WORK INSTRUCTIONS → Pull out each line below that contains the string "control" and copy it in full.

TASK MATERIAL →
## Start
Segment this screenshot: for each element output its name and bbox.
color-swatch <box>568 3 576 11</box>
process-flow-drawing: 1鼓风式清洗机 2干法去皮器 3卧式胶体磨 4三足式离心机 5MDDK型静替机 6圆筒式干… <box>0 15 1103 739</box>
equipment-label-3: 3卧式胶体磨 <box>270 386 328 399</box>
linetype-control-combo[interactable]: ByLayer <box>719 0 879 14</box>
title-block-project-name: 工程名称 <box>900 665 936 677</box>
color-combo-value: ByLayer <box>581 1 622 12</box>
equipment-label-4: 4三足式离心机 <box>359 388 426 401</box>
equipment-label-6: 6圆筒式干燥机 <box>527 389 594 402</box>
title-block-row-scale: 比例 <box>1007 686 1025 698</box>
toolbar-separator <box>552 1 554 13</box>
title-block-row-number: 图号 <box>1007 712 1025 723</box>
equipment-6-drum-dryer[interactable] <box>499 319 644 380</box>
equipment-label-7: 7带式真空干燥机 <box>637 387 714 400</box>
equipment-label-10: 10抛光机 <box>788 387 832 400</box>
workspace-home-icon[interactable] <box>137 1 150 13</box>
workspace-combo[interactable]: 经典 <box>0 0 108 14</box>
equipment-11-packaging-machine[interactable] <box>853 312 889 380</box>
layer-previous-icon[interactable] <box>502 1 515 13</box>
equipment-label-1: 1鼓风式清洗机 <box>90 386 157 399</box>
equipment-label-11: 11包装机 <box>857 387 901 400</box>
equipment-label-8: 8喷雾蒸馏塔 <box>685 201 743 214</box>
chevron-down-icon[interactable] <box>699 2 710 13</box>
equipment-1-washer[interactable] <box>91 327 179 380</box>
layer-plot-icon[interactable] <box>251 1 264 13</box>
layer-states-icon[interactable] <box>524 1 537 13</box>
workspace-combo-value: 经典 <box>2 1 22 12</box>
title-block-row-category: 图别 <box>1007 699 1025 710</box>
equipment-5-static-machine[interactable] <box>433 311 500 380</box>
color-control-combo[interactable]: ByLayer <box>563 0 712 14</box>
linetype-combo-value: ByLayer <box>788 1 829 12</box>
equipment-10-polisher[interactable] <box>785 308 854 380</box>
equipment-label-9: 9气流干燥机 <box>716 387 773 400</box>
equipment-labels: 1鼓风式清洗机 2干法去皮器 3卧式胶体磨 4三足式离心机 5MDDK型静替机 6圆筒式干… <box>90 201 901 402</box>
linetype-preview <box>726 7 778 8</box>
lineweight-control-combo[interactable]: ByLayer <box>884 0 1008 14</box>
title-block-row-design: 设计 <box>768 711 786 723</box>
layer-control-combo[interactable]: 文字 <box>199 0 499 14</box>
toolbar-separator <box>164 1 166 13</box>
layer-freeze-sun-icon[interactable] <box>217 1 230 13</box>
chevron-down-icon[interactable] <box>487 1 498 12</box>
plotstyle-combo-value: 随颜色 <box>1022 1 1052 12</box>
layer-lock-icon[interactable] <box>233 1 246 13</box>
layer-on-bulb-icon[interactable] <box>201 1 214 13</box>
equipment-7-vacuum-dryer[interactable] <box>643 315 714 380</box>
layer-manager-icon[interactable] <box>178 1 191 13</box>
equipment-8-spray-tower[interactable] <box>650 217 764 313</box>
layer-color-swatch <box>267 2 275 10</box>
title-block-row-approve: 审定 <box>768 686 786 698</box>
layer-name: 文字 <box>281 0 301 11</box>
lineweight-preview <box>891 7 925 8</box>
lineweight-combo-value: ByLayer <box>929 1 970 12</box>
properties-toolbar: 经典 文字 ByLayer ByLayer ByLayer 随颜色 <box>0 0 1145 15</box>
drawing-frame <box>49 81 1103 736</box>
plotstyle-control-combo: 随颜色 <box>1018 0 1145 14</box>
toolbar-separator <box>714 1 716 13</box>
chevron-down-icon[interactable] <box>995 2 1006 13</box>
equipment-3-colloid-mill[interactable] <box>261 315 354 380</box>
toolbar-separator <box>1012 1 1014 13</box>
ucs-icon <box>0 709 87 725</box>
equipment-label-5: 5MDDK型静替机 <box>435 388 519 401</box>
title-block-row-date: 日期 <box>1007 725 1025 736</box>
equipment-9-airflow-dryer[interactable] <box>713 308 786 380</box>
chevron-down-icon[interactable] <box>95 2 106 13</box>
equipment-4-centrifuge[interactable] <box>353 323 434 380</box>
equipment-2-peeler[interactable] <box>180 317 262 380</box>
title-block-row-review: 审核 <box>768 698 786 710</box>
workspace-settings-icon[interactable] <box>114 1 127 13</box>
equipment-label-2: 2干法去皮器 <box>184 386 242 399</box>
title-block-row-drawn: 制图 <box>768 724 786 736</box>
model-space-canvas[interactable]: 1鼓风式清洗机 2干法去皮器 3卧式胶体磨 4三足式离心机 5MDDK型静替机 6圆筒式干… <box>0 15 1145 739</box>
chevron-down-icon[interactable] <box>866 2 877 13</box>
## End
ANSWER BELOW →
linetype-control-combo[interactable]: ByLayer <box>719 0 879 14</box>
color-control-combo[interactable]: ByLayer <box>563 0 712 14</box>
lineweight-control-combo[interactable]: ByLayer <box>884 0 1008 14</box>
layer-control-combo[interactable]: 文字 <box>199 0 499 14</box>
plotstyle-control-combo: 随颜色 <box>1018 0 1145 14</box>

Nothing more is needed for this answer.